◆ Exercise instructions:
Sort through the data and copy the lines holding the word "latus".

◆ Data excerpts:
•••

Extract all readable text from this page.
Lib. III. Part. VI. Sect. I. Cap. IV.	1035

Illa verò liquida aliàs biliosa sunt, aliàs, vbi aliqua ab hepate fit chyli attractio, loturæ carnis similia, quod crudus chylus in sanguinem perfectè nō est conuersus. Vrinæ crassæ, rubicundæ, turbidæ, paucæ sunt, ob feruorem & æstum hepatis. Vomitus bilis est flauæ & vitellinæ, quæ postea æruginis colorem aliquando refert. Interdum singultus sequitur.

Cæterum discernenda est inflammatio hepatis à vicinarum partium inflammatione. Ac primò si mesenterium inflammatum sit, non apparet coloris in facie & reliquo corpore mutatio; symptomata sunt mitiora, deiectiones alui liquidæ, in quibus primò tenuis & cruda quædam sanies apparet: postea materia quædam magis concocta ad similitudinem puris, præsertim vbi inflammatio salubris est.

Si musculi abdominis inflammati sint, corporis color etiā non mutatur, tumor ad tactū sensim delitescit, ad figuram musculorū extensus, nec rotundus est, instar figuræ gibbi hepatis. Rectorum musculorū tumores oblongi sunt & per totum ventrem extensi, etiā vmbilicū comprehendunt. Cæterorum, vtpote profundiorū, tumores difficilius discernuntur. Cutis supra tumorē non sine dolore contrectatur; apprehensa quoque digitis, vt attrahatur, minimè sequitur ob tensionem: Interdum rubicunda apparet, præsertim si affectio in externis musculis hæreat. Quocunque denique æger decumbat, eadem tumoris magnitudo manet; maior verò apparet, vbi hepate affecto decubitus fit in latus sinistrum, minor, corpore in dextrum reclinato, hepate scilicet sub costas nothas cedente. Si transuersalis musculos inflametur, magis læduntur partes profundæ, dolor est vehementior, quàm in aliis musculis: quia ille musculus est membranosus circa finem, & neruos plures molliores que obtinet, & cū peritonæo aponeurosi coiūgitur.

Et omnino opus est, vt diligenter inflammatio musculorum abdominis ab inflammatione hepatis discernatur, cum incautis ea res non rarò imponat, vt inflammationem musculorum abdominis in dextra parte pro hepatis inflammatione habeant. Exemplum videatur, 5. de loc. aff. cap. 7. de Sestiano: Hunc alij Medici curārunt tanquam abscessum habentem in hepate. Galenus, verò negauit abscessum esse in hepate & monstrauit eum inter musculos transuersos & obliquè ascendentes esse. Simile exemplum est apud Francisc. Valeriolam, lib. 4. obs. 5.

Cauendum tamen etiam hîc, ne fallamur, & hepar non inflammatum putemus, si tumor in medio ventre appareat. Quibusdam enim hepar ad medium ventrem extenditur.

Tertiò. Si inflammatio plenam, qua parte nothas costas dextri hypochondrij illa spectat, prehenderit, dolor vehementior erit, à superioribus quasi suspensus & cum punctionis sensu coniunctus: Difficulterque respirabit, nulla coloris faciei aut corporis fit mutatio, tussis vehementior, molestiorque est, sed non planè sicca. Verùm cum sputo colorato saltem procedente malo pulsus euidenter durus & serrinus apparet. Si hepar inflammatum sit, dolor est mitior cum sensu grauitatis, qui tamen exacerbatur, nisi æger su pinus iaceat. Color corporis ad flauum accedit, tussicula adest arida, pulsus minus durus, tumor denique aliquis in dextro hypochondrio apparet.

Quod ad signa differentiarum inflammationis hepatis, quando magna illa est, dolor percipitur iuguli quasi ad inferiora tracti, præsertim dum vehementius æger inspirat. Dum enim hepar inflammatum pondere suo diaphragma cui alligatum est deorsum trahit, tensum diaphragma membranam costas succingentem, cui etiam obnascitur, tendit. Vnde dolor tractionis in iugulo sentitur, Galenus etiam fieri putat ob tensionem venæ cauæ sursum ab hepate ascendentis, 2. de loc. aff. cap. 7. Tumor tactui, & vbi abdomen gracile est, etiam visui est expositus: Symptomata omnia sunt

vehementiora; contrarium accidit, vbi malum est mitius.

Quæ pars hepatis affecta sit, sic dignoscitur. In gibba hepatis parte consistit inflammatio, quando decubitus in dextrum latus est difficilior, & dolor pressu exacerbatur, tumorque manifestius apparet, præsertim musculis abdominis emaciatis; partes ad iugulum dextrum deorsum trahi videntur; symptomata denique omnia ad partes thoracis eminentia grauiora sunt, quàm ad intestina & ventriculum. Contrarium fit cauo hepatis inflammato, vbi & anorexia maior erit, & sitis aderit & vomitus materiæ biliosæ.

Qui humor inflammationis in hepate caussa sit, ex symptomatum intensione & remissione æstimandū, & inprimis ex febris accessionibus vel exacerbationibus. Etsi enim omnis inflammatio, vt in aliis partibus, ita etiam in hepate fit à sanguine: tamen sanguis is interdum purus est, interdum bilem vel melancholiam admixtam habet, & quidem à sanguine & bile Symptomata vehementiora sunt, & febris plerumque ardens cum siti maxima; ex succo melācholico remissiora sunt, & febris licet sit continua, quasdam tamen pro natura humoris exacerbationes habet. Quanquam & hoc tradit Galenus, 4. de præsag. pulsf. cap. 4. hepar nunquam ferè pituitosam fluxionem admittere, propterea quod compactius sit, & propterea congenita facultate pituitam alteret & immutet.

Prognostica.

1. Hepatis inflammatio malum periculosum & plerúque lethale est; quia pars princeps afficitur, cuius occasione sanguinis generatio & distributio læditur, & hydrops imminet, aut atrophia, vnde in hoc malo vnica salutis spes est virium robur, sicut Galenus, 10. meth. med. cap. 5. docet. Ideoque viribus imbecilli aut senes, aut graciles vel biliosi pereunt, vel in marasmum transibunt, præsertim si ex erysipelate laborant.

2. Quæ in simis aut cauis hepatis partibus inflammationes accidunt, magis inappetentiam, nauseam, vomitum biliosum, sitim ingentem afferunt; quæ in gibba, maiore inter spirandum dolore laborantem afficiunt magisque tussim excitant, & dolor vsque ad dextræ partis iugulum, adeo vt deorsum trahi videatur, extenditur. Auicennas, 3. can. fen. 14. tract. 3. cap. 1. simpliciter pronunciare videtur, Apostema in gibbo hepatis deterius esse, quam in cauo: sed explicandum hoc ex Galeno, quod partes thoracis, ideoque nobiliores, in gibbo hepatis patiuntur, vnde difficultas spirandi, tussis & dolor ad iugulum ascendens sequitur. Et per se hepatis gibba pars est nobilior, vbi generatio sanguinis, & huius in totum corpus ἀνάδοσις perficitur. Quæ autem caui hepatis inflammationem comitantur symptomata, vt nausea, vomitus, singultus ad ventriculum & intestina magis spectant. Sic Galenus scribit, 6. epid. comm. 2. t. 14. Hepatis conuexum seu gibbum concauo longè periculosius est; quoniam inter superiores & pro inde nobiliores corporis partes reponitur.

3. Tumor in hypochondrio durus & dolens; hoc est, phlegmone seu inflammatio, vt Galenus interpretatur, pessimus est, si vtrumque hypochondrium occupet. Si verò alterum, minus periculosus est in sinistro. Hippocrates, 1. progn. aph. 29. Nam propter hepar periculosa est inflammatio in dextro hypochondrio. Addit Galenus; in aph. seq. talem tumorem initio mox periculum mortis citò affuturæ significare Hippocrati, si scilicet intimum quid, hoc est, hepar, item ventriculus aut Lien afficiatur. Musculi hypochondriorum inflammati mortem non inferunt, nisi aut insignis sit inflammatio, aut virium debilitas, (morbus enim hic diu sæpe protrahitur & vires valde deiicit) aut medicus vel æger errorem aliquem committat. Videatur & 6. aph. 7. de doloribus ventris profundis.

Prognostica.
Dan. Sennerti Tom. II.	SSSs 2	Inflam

•••

◆ Exercise output:
Si musculi abdominis inflammati sint, corporis color etiā non mutatur, tumor ad tactū sensim delitescit, ad figuram musculorū extensus, nec rotundus est, instar figuræ gibbi hepatis. Rectorum musculorū tumores oblongi sunt & per totum ventrem extensi, etiā vmbilicū comprehendunt. Cæterorum, vtpote profundiorū, tumores difficilius discernuntur. Cutis supra tumorē non sine dolore contrectatur; apprehensa quoque digitis, vt attrahatur, minimè sequitur ob tensionem: Interdum rubicunda apparet, præsertim si affectio in externis musculis hæreat. Quocunque denique æger decumbat, eadem tumoris magnitudo manet; maior verò apparet, vbi hepate affecto decubitus fit in latus sinistrum, minor, corpore in dextrum reclinato, hepate scilicet sub costas nothas cedente. Si transuersalis musculos inflametur, magis læduntur partes profundæ, dolor est vehementior, quàm in aliis musculis: quia ille musculus est membranosus circa finem, & neruos plures molliores que obtinet, & cū peritonæo aponeurosi coiūgitur.
Quæ pars hepatis affecta sit, sic dignoscitur. In gibba hepatis parte consistit inflammatio, quando decubitus in dextrum latus est difficilior, & dolor pressu exacerbatur, tumorque manifestius apparet, præsertim musculis abdominis emaciatis; partes ad iugulum dextrum deorsum trahi videntur; symptomata denique omnia ad partes thoracis eminentia grauiora sunt, quàm ad intestina & ventriculum. Contrarium fit cauo hepatis inflammato, vbi & anorexia maior erit, & sitis aderit & vomitus materiæ biliosæ.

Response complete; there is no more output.